[Items from a dataset]
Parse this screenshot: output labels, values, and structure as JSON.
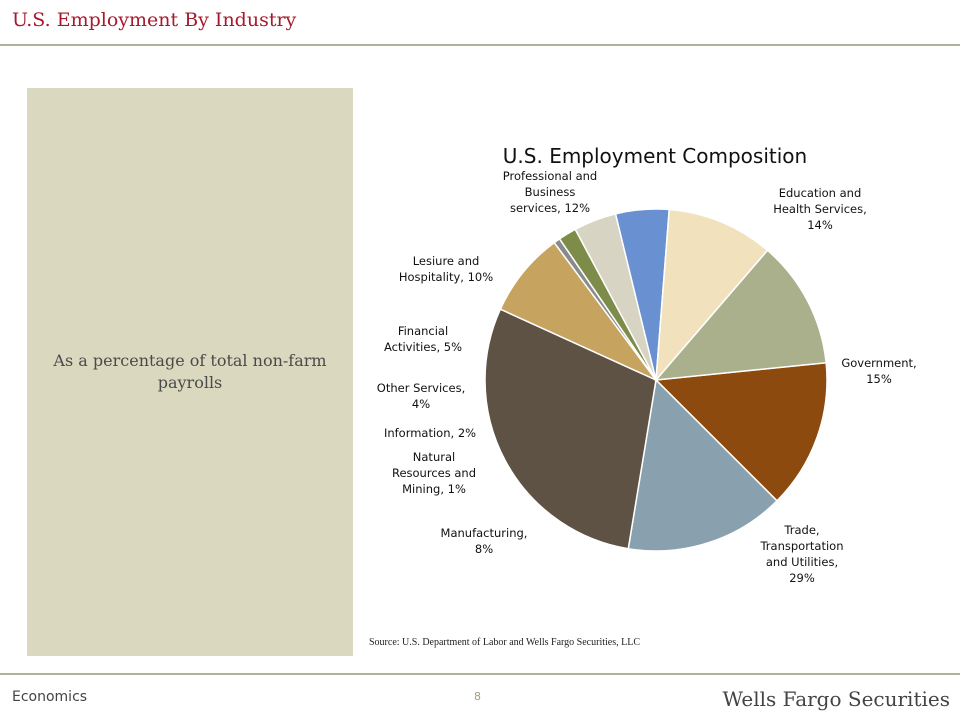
{
  "header": {
    "title": "U.S. Employment By Industry"
  },
  "side_panel": {
    "text": "As a percentage of total non-farm payrolls"
  },
  "source": "Source:  U.S. Department of Labor and Wells Fargo Securities, LLC",
  "footer": {
    "left": "Economics",
    "page": "8",
    "brand": "Wells Fargo Securities"
  },
  "chart_data": {
    "type": "pie",
    "title": "U.S. Employment Composition",
    "slices": [
      {
        "label": [
          "Education and",
          "Health Services,",
          "14%"
        ],
        "name": "Education and Health Services",
        "value": 14,
        "color": "#8c4a0e"
      },
      {
        "label": [
          "Government,",
          "15%"
        ],
        "name": "Government",
        "value": 15,
        "color": "#89a0ae"
      },
      {
        "label": [
          "Trade,",
          "Transportation",
          "and Utilities,",
          "29%"
        ],
        "name": "Trade, Transportation and Utilities",
        "value": 29,
        "color": "#5e5245"
      },
      {
        "label": [
          "Manufacturing,",
          "8%"
        ],
        "name": "Manufacturing",
        "value": 8,
        "color": "#c6a35e"
      },
      {
        "label": [
          "Natural",
          "Resources and",
          "Mining, 1%"
        ],
        "name": "Natural Resources and Mining",
        "value": 0.6,
        "color": "#888a8c"
      },
      {
        "label": [
          "Information, 2%"
        ],
        "name": "Information",
        "value": 1.7,
        "color": "#7d8c48"
      },
      {
        "label": [
          "Other Services,",
          "4%"
        ],
        "name": "Other Services",
        "value": 4,
        "color": "#d8d4c4"
      },
      {
        "label": [
          "Financial",
          "Activities, 5%"
        ],
        "name": "Financial Activities",
        "value": 5,
        "color": "#6990d0"
      },
      {
        "label": [
          "Lesiure and",
          "Hospitality, 10%"
        ],
        "name": "Lesiure and Hospitality",
        "value": 10,
        "color": "#f2e1bd"
      },
      {
        "label": [
          "Professional and",
          "Business",
          "services, 12%"
        ],
        "name": "Professional and Business services",
        "value": 12,
        "color": "#aab08c"
      }
    ]
  }
}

→ **WHAT YOU NEED TO DO**: Each line in the data that holds the string "Hospitality" should be found and copied.

→ **SOLUTION**:
          "Hospitality, 10%"
        "name": "Lesiure and Hospitality",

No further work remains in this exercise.